What you are asked to do. Read the material below and tally how many lines hold the word "domácností", giving the number and nothing else.

[Source records]
....

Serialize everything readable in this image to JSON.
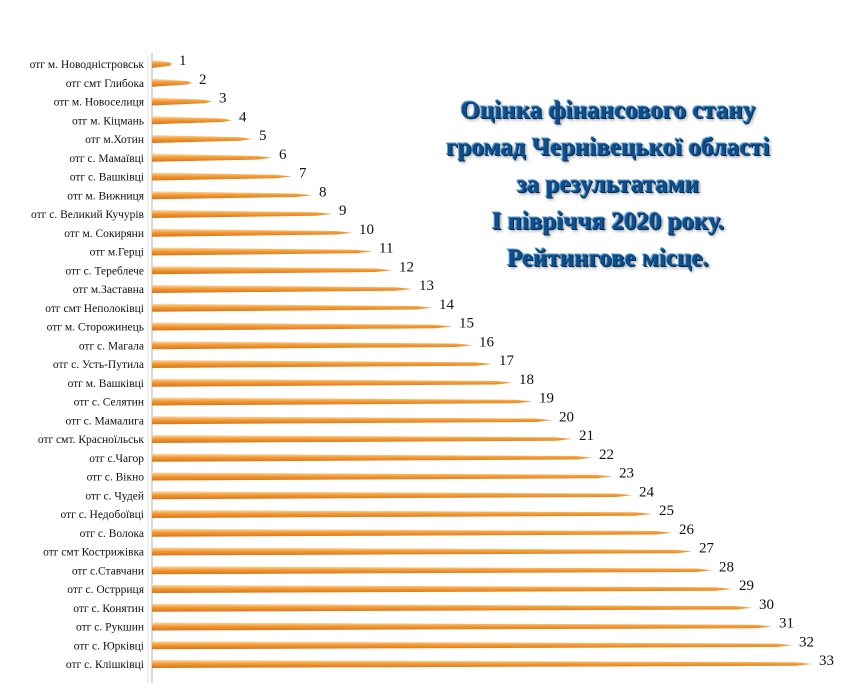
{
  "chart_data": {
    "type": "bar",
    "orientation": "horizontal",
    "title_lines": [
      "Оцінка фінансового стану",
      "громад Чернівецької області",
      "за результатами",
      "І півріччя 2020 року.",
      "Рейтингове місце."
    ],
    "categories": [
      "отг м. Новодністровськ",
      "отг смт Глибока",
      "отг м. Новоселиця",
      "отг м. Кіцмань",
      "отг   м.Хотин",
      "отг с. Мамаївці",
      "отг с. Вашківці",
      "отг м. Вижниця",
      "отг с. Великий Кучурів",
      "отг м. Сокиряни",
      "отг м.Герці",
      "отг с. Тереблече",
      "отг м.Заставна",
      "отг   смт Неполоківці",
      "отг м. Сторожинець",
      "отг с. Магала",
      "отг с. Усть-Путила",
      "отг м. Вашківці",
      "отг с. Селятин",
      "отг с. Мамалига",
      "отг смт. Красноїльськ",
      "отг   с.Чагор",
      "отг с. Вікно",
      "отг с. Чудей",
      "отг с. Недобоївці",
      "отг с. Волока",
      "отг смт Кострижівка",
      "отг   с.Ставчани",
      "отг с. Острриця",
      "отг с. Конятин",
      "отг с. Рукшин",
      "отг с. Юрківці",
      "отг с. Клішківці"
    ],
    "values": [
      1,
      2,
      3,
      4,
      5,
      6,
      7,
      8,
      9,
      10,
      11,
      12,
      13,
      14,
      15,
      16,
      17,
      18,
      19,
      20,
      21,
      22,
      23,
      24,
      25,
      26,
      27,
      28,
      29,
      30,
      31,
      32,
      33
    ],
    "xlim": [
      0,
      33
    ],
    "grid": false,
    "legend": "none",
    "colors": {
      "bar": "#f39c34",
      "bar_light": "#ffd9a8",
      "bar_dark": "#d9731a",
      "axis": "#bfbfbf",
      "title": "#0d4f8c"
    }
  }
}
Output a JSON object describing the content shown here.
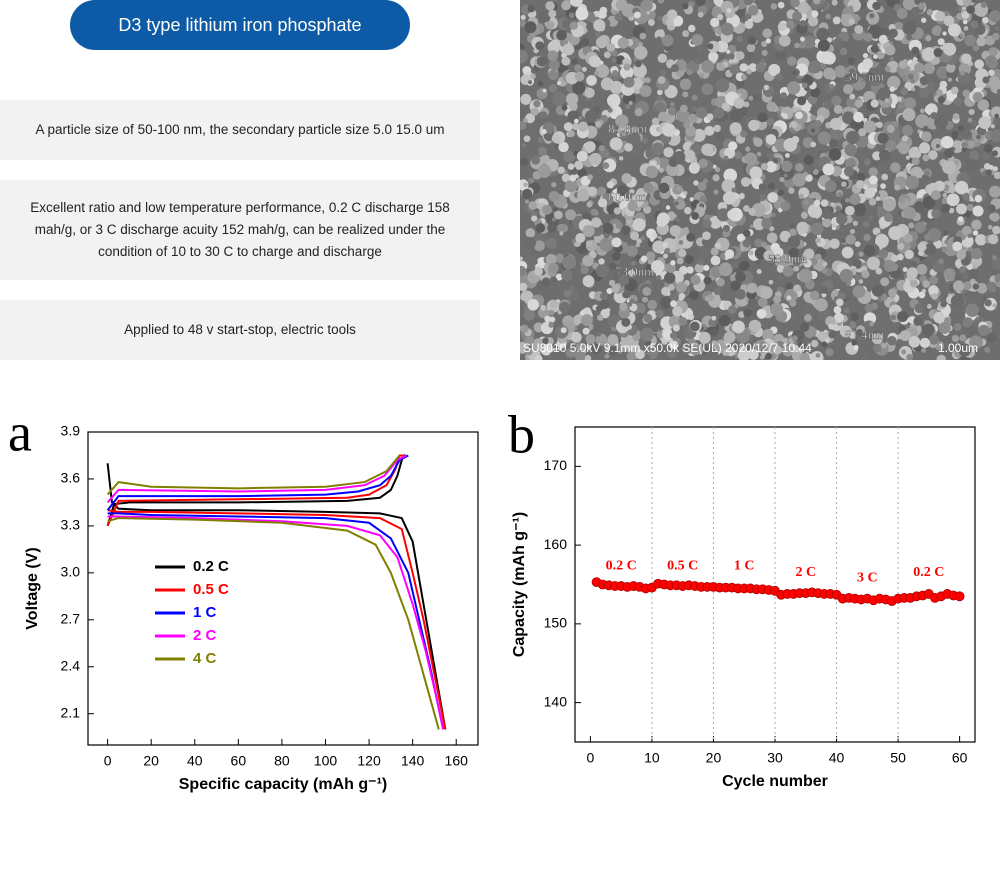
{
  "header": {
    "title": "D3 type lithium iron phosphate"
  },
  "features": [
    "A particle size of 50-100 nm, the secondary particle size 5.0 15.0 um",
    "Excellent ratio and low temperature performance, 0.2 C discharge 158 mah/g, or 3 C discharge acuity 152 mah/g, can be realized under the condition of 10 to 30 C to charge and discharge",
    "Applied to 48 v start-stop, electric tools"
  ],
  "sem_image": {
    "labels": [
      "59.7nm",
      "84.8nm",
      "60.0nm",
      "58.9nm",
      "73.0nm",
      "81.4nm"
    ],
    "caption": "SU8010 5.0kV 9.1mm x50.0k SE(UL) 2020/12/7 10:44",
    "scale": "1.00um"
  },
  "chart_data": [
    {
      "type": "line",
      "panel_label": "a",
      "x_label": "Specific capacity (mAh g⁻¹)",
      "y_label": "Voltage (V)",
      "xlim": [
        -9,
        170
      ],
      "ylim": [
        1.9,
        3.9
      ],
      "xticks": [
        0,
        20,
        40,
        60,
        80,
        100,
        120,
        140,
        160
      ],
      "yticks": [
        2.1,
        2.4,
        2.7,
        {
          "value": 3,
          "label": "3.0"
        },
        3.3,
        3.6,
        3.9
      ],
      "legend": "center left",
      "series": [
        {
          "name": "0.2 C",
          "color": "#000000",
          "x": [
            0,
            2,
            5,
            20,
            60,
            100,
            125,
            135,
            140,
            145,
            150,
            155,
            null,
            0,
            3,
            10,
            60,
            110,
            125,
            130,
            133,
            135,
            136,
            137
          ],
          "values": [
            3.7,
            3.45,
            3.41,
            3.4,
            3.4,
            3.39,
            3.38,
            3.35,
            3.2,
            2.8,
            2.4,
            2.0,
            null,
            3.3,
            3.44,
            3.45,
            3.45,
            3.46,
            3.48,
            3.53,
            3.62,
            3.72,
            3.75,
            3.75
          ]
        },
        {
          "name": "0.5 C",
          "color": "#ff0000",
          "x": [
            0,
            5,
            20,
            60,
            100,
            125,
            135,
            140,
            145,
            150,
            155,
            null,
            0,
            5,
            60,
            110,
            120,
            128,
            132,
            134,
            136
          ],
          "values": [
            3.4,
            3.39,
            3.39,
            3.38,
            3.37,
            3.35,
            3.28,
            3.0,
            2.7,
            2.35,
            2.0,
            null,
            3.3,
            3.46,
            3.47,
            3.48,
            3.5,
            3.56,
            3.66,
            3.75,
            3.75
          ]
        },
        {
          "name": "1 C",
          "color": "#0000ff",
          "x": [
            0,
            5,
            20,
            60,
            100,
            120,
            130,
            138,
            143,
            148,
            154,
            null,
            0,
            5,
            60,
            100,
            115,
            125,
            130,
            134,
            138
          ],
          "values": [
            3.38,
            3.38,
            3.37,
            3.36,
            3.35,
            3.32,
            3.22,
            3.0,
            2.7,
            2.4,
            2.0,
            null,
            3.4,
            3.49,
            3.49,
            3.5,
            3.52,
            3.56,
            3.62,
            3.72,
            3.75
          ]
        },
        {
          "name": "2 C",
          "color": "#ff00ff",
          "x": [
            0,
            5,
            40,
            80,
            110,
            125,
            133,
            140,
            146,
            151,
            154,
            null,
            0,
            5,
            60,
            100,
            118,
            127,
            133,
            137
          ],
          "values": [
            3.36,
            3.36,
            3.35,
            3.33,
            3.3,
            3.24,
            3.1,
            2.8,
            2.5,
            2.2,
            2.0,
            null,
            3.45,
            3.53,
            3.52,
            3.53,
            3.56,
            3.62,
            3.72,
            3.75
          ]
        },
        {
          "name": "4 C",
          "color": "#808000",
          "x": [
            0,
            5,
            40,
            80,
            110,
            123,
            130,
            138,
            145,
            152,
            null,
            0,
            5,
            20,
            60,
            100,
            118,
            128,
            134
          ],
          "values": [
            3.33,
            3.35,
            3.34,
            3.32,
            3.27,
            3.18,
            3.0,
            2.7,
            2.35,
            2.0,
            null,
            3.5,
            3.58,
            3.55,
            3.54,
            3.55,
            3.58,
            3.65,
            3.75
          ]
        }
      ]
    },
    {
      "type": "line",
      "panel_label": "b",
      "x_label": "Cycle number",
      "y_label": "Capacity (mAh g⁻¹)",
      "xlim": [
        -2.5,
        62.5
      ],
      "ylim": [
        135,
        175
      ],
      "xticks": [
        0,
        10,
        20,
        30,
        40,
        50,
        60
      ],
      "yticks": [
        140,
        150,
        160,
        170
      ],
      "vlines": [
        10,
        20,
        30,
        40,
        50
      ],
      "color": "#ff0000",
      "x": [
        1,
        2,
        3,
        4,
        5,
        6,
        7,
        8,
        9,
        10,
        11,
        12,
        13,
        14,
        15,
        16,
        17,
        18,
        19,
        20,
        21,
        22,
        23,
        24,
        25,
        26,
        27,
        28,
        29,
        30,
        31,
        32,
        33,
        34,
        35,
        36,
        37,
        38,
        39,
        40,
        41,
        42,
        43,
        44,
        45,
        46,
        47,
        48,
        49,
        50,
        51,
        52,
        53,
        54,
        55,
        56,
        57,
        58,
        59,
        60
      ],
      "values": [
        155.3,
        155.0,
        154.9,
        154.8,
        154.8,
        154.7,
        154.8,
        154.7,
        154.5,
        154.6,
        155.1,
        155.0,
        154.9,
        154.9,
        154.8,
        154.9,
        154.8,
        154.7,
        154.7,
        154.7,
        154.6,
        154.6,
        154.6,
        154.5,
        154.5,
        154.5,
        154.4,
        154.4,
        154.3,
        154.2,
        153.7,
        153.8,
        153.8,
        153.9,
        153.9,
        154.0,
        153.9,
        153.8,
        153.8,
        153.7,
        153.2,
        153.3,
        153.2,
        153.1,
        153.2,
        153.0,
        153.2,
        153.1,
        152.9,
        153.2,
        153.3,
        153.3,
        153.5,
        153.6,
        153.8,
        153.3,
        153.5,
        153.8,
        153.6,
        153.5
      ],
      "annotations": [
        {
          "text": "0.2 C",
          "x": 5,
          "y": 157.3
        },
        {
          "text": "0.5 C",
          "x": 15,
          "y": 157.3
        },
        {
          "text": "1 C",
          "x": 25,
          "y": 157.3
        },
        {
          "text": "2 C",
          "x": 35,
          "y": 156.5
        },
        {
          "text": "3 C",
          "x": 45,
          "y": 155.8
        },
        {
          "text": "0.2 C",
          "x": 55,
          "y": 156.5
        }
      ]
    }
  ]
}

....

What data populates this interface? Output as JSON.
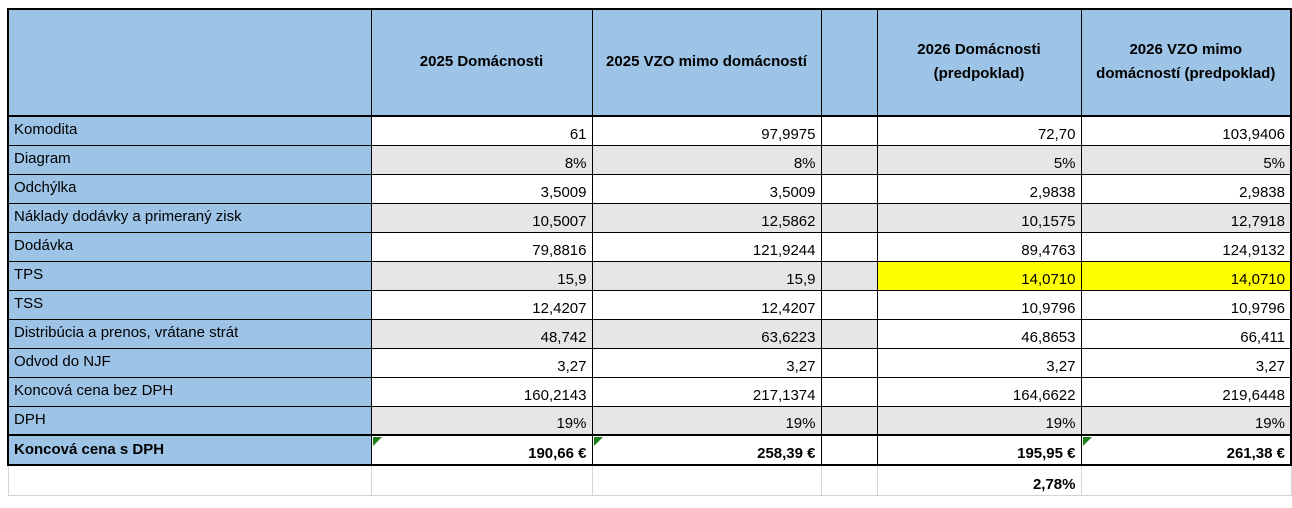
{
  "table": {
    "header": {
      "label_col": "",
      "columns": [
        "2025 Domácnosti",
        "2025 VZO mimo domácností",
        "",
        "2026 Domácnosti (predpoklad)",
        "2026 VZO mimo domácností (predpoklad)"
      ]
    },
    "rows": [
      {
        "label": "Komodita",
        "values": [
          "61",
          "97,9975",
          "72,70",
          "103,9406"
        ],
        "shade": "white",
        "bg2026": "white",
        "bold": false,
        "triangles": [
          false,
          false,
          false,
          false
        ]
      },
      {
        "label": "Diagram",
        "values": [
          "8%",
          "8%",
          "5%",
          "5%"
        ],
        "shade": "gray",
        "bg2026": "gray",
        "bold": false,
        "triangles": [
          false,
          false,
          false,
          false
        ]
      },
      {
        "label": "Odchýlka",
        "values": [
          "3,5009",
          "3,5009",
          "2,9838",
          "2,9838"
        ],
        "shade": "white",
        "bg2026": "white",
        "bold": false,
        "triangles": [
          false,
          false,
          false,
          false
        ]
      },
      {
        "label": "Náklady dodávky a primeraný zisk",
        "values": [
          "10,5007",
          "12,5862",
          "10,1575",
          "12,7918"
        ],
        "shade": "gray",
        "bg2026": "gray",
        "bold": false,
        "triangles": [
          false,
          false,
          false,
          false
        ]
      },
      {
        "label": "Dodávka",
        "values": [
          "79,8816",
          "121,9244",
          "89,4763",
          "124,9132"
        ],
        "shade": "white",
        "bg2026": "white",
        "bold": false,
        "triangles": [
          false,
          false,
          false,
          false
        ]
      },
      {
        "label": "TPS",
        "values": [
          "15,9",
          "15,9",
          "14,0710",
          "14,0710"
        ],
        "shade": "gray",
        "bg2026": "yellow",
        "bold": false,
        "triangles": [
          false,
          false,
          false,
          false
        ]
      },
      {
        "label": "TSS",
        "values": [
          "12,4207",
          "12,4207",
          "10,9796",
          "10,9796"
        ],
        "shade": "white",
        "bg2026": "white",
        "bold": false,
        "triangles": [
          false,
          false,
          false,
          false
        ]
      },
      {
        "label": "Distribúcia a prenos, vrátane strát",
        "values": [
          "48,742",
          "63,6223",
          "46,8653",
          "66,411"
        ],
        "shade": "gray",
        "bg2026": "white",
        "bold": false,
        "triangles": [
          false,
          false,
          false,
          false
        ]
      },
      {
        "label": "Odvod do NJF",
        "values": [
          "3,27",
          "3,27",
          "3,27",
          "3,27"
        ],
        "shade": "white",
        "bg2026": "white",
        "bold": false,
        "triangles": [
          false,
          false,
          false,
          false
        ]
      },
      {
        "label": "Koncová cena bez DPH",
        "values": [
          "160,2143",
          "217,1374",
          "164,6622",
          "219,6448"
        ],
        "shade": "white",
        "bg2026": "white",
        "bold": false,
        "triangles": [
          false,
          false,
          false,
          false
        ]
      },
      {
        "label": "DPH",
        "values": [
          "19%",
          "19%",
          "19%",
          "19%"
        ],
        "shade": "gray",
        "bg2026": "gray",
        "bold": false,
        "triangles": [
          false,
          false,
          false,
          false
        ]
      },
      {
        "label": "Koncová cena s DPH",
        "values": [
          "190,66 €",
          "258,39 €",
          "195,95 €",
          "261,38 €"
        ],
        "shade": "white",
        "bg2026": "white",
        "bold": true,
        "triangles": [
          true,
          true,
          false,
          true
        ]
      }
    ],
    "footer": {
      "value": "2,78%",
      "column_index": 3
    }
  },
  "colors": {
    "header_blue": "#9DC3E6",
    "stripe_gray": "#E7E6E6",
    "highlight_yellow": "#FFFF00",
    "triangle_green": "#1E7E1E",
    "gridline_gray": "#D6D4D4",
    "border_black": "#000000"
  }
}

....

Exercise solution. 2